* Given problem *
Every record should be copied exactly, except that pictures are to be omitted.

* Data supplied *
** BEGIN **

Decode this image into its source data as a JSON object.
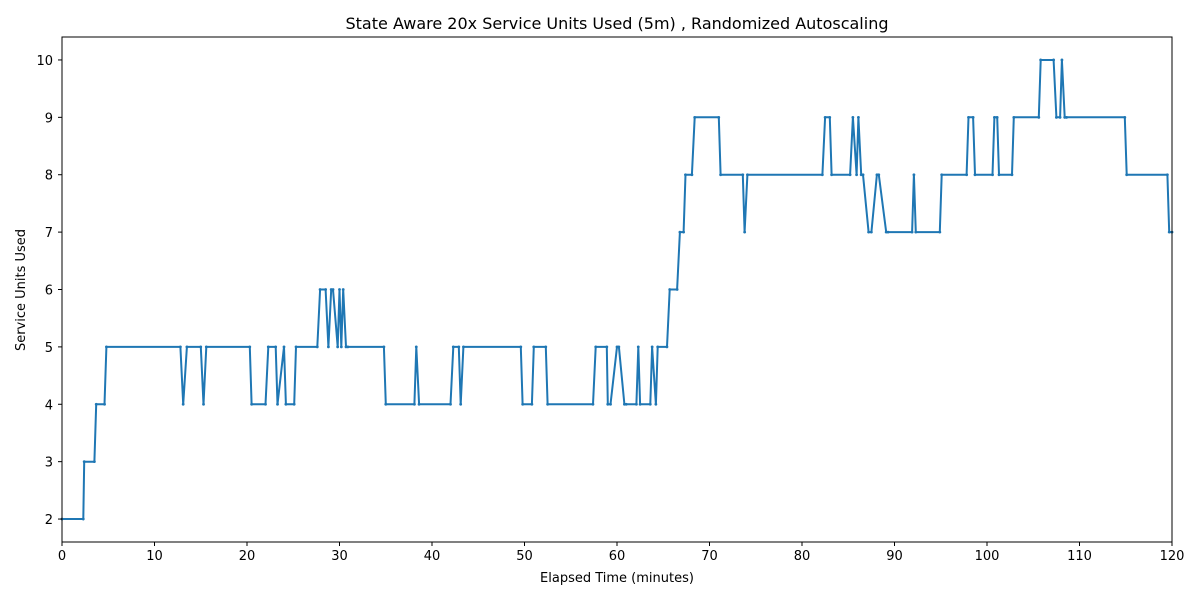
{
  "chart_data": {
    "type": "line",
    "title": "State Aware 20x Service Units Used (5m) , Randomized Autoscaling",
    "xlabel": "Elapsed Time (minutes)",
    "ylabel": "Service Units Used",
    "xlim": [
      0,
      120
    ],
    "ylim": [
      1.6,
      10.4
    ],
    "x_ticks": [
      0,
      10,
      20,
      30,
      40,
      50,
      60,
      70,
      80,
      90,
      100,
      110,
      120
    ],
    "y_ticks": [
      2,
      3,
      4,
      5,
      6,
      7,
      8,
      9,
      10
    ],
    "grid": false,
    "legend": "none",
    "colors": {
      "line": "#1f77b4"
    },
    "series": [
      {
        "x": [
          0.0,
          2.3,
          2.4,
          3.5,
          3.7,
          4.6,
          4.8,
          12.8,
          13.1,
          13.5,
          15.0,
          15.3,
          15.6,
          20.3,
          20.5,
          22.0,
          22.3,
          23.1,
          23.3,
          24.0,
          24.2,
          25.1,
          25.3,
          27.6,
          27.9,
          28.5,
          28.8,
          29.1,
          29.3,
          29.8,
          30.0,
          30.2,
          30.4,
          30.7,
          30.9,
          34.8,
          35.0,
          38.1,
          38.3,
          38.6,
          42.0,
          42.3,
          42.9,
          43.1,
          43.4,
          49.6,
          49.8,
          50.8,
          51.0,
          52.3,
          52.5,
          57.4,
          57.7,
          58.9,
          59.0,
          59.3,
          60.0,
          60.2,
          60.8,
          61.0,
          62.1,
          62.3,
          62.5,
          63.6,
          63.8,
          64.2,
          64.4,
          65.4,
          65.7,
          66.5,
          66.8,
          67.2,
          67.4,
          68.1,
          68.4,
          71.0,
          71.2,
          73.6,
          73.8,
          74.1,
          82.2,
          82.5,
          83.0,
          83.2,
          85.2,
          85.5,
          85.9,
          86.1,
          86.4,
          86.6,
          87.2,
          87.5,
          88.1,
          88.3,
          89.1,
          89.3,
          91.9,
          92.1,
          92.3,
          94.9,
          95.1,
          97.8,
          98.0,
          98.5,
          98.7,
          100.6,
          100.8,
          101.1,
          101.3,
          102.7,
          102.9,
          105.6,
          105.8,
          107.2,
          107.5,
          107.9,
          108.1,
          108.4,
          108.6,
          114.9,
          115.1,
          119.5,
          119.7,
          120.0
        ],
        "y": [
          2,
          2,
          3,
          3,
          4,
          4,
          5,
          5,
          4,
          5,
          5,
          4,
          5,
          5,
          4,
          4,
          5,
          5,
          4,
          5,
          4,
          4,
          5,
          5,
          6,
          6,
          5,
          6,
          6,
          5,
          6,
          5,
          6,
          5,
          5,
          5,
          4,
          4,
          5,
          4,
          4,
          5,
          5,
          4,
          5,
          5,
          4,
          4,
          5,
          5,
          4,
          4,
          5,
          5,
          4,
          4,
          5,
          5,
          4,
          4,
          4,
          5,
          4,
          4,
          5,
          4,
          5,
          5,
          6,
          6,
          7,
          7,
          8,
          8,
          9,
          9,
          8,
          8,
          7,
          8,
          8,
          9,
          9,
          8,
          8,
          9,
          8,
          9,
          8,
          8,
          7,
          7,
          8,
          8,
          7,
          7,
          7,
          8,
          7,
          7,
          8,
          8,
          9,
          9,
          8,
          8,
          9,
          9,
          8,
          8,
          9,
          9,
          10,
          10,
          9,
          9,
          10,
          9,
          9,
          9,
          8,
          8,
          7,
          7
        ]
      }
    ]
  }
}
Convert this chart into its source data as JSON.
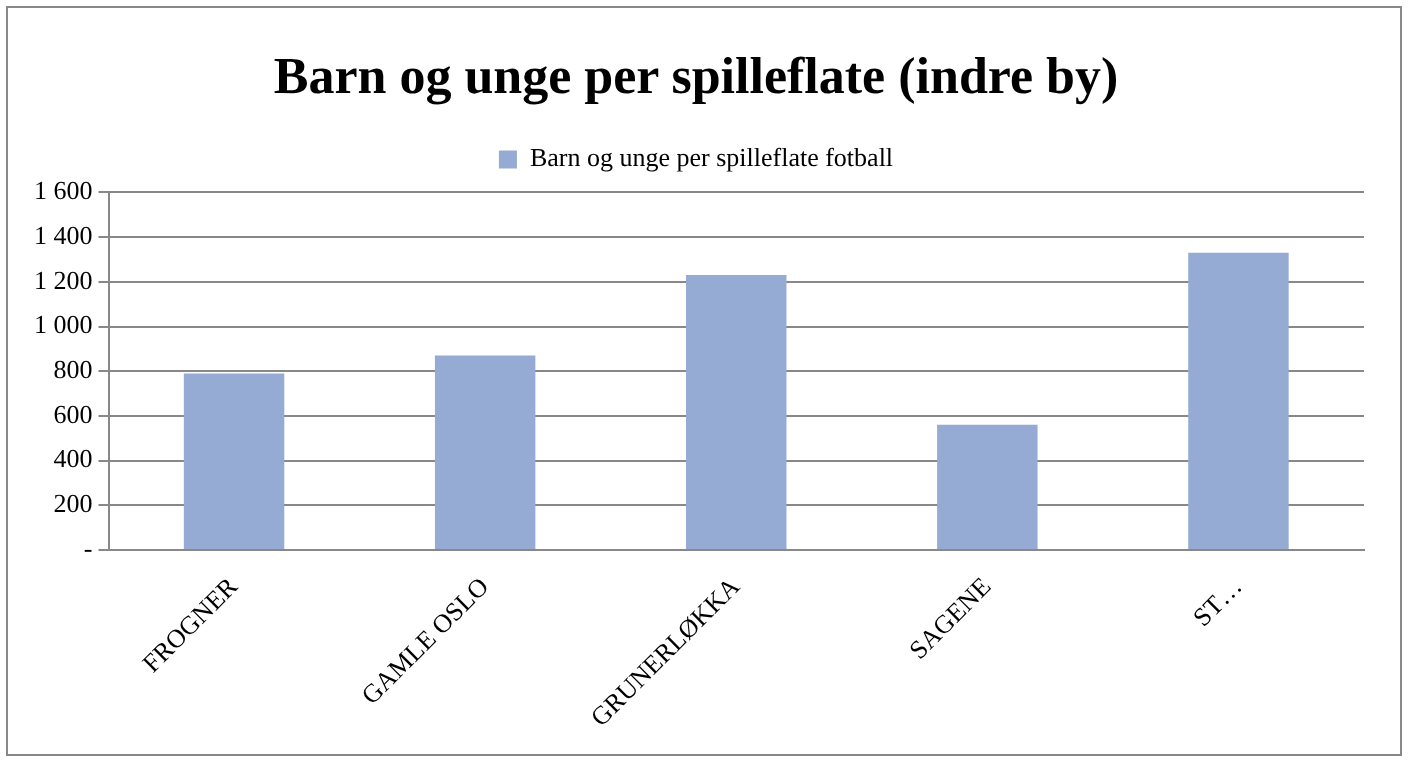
{
  "chart_data": {
    "type": "bar",
    "title": "Barn og unge per spilleflate (indre by)",
    "categories": [
      "FROGNER",
      "GAMLE OSLO",
      "GRUNERLØKKA",
      "SAGENE",
      "ST…"
    ],
    "series": [
      {
        "name": "Barn og unge per spilleflate fotball",
        "color": "#95abd3",
        "values": [
          790,
          870,
          1230,
          560,
          1330
        ]
      }
    ],
    "ylim": [
      0,
      1600
    ],
    "yticks": [
      {
        "value": 0,
        "label": "-"
      },
      {
        "value": 200,
        "label": "200"
      },
      {
        "value": 400,
        "label": "400"
      },
      {
        "value": 600,
        "label": "600"
      },
      {
        "value": 800,
        "label": "800"
      },
      {
        "value": 1000,
        "label": "1 000"
      },
      {
        "value": 1200,
        "label": "1 200"
      },
      {
        "value": 1400,
        "label": "1 400"
      },
      {
        "value": 1600,
        "label": "1 600"
      }
    ],
    "grid": "y",
    "legend": "top"
  }
}
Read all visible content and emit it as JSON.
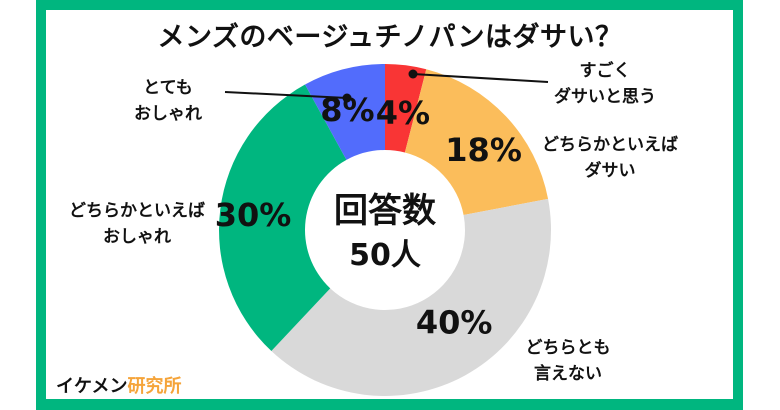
{
  "title": "メンズのベージュチノパンはダサい？",
  "center": {
    "line1": "回答数",
    "line2": "50人"
  },
  "brand": {
    "main": "イケメン",
    "accent": "研究所"
  },
  "colors": {
    "frame": "#00b67f",
    "red": "#f93535",
    "orange": "#fbbd5b",
    "gray": "#d9d9d9",
    "green": "#00b67f",
    "blue": "#526cfc",
    "brand_accent": "#f5a43a"
  },
  "labels": {
    "very_dasai": [
      "すごく",
      "ダサいと思う"
    ],
    "somewhat_dasai": [
      "どちらかといえば",
      "ダサい"
    ],
    "neither": [
      "どちらとも",
      "言えない"
    ],
    "somewhat_stylish": [
      "どちらかといえば",
      "おしゃれ"
    ],
    "very_stylish": [
      "とても",
      "おしゃれ"
    ]
  },
  "chart_data": {
    "type": "pie",
    "title": "メンズのベージュチノパンはダサい？",
    "subtitle": "回答数50人",
    "donut": true,
    "categories": [
      "すごくダサいと思う",
      "どちらかといえばダサい",
      "どちらとも言えない",
      "どちらかといえばおしゃれ",
      "とてもおしゃれ"
    ],
    "values": [
      4,
      18,
      40,
      30,
      8
    ],
    "value_labels": [
      "4%",
      "18%",
      "40%",
      "30%",
      "8%"
    ],
    "colors": [
      "#f93535",
      "#fbbd5b",
      "#d9d9d9",
      "#00b67f",
      "#526cfc"
    ],
    "start_angle": "12 o'clock, clockwise",
    "legend": "external callout labels"
  }
}
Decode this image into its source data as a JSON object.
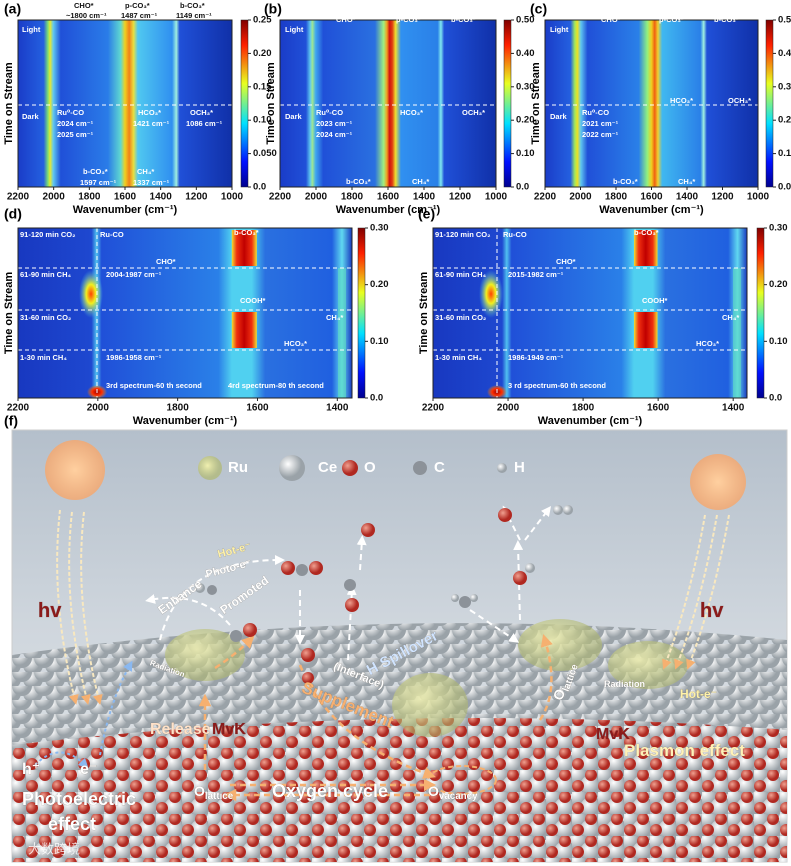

** END **

* Solved problem *
Decode this image into its source data as a JSON object.
{
  "chart_data": {
    "type": "line",
    "title": "State Aware 20x Service Units Used (5m) , Randomized Autoscaling",
    "xlabel": "Elapsed Time (minutes)",
    "ylabel": "Service Units Used",
    "xlim": [
      0,
      120
    ],
    "ylim": [
      1.6,
      10.4
    ],
    "x_ticks": [
      0,
      10,
      20,
      30,
      40,
      50,
      60,
      70,
      80,
      90,
      100,
      110,
      120
    ],
    "y_ticks": [
      2,
      3,
      4,
      5,
      6,
      7,
      8,
      9,
      10
    ],
    "grid": false,
    "legend": "none",
    "colors": {
      "line": "#1f77b4"
    },
    "series": [
      {
        "x": [
          0.0,
          2.3,
          2.4,
          3.5,
          3.7,
          4.6,
          4.8,
          12.8,
          13.1,
          13.5,
          15.0,
          15.3,
          15.6,
          20.3,
          20.5,
          22.0,
          22.3,
          23.1,
          23.3,
          24.0,
          24.2,
          25.1,
          25.3,
          27.6,
          27.9,
          28.5,
          28.8,
          29.1,
          29.3,
          29.8,
          30.0,
          30.2,
          30.4,
          30.7,
          30.9,
          34.8,
          35.0,
          38.1,
          38.3,
          38.6,
          42.0,
          42.3,
          42.9,
          43.1,
          43.4,
          49.6,
          49.8,
          50.8,
          51.0,
          52.3,
          52.5,
          57.4,
          57.7,
          58.9,
          59.0,
          59.3,
          60.0,
          60.2,
          60.8,
          61.0,
          62.1,
          62.3,
          62.5,
          63.6,
          63.8,
          64.2,
          64.4,
          65.4,
          65.7,
          66.5,
          66.8,
          67.2,
          67.4,
          68.1,
          68.4,
          71.0,
          71.2,
          73.6,
          73.8,
          74.1,
          82.2,
          82.5,
          83.0,
          83.2,
          85.2,
          85.5,
          85.9,
          86.1,
          86.4,
          86.6,
          87.2,
          87.5,
          88.1,
          88.3,
          89.1,
          89.3,
          91.9,
          92.1,
          92.3,
          94.9,
          95.1,
          97.8,
          98.0,
          98.5,
          98.7,
          100.6,
          100.8,
          101.1,
          101.3,
          102.7,
          102.9,
          105.6,
          105.8,
          107.2,
          107.5,
          107.9,
          108.1,
          108.4,
          108.6,
          114.9,
          115.1,
          119.5,
          119.7,
          120.0
        ],
        "y": [
          2,
          2,
          3,
          3,
          4,
          4,
          5,
          5,
          4,
          5,
          5,
          4,
          5,
          5,
          4,
          4,
          5,
          5,
          4,
          5,
          4,
          4,
          5,
          5,
          6,
          6,
          5,
          6,
          6,
          5,
          6,
          5,
          6,
          5,
          5,
          5,
          4,
          4,
          5,
          4,
          4,
          5,
          5,
          4,
          5,
          5,
          4,
          4,
          5,
          5,
          4,
          4,
          5,
          5,
          4,
          4,
          5,
          5,
          4,
          4,
          4,
          5,
          4,
          4,
          5,
          4,
          5,
          5,
          6,
          6,
          7,
          7,
          8,
          8,
          9,
          9,
          8,
          8,
          7,
          8,
          8,
          9,
          9,
          8,
          8,
          9,
          8,
          9,
          8,
          8,
          7,
          7,
          8,
          8,
          7,
          7,
          7,
          8,
          7,
          7,
          8,
          8,
          9,
          9,
          8,
          8,
          9,
          9,
          8,
          8,
          9,
          9,
          10,
          10,
          9,
          9,
          10,
          9,
          9,
          9,
          8,
          8,
          7,
          7
        ]
      }
    ]
  }
}
Convert this chart into its source data as JSON.
{
  "chart_data": {
    "type": "bar",
    "title": "Barn og unge per spilleflate (indre by)",
    "categories": [
      "FROGNER",
      "GAMLE OSLO",
      "GRUNERLØKKA",
      "SAGENE",
      "ST…"
    ],
    "series": [
      {
        "name": "Barn og unge per spilleflate fotball",
        "color": "#95abd3",
        "values": [
          790,
          870,
          1230,
          560,
          1330
        ]
      }
    ],
    "ylim": [
      0,
      1600
    ],
    "yticks": [
      {
        "value": 0,
        "label": "-"
      },
      {
        "value": 200,
        "label": "200"
      },
      {
        "value": 400,
        "label": "400"
      },
      {
        "value": 600,
        "label": "600"
      },
      {
        "value": 800,
        "label": "800"
      },
      {
        "value": 1000,
        "label": "1 000"
      },
      {
        "value": 1200,
        "label": "1 200"
      },
      {
        "value": 1400,
        "label": "1 400"
      },
      {
        "value": 1600,
        "label": "1 600"
      }
    ],
    "grid": "y",
    "legend": "top"
  }
}
Read all visible content and emit it as JSON.
{
  "title": "メンズのベージュチノパンはダサい？",
  "center": {
    "line1": "回答数",
    "line2": "50人"
  },
  "brand": {
    "main": "イケメン",
    "accent": "研究所"
  },
  "colors": {
    "frame": "#00b67f",
    "red": "#f93535",
    "orange": "#fbbd5b",
    "gray": "#d9d9d9",
    "green": "#00b67f",
    "blue": "#526cfc",
    "brand_accent": "#f5a43a"
  },
  "labels": {
    "very_dasai": [
      "すごく",
      "ダサいと思う"
    ],
    "somewhat_dasai": [
      "どちらかといえば",
      "ダサい"
    ],
    "neither": [
      "どちらとも",
      "言えない"
    ],
    "somewhat_stylish": [
      "どちらかといえば",
      "おしゃれ"
    ],
    "very_stylish": [
      "とても",
      "おしゃれ"
    ]
  },
  "chart_data": {
    "type": "pie",
    "title": "メンズのベージュチノパンはダサい？",
    "subtitle": "回答数50人",
    "donut": true,
    "categories": [
      "すごくダサいと思う",
      "どちらかといえばダサい",
      "どちらとも言えない",
      "どちらかといえばおしゃれ",
      "とてもおしゃれ"
    ],
    "values": [
      4,
      18,
      40,
      30,
      8
    ],
    "value_labels": [
      "4%",
      "18%",
      "40%",
      "30%",
      "8%"
    ],
    "colors": [
      "#f93535",
      "#fbbd5b",
      "#d9d9d9",
      "#00b67f",
      "#526cfc"
    ],
    "start_angle": "12 o'clock, clockwise",
    "legend": "external callout labels"
  }
}
Decode this image into its source data as a JSON object.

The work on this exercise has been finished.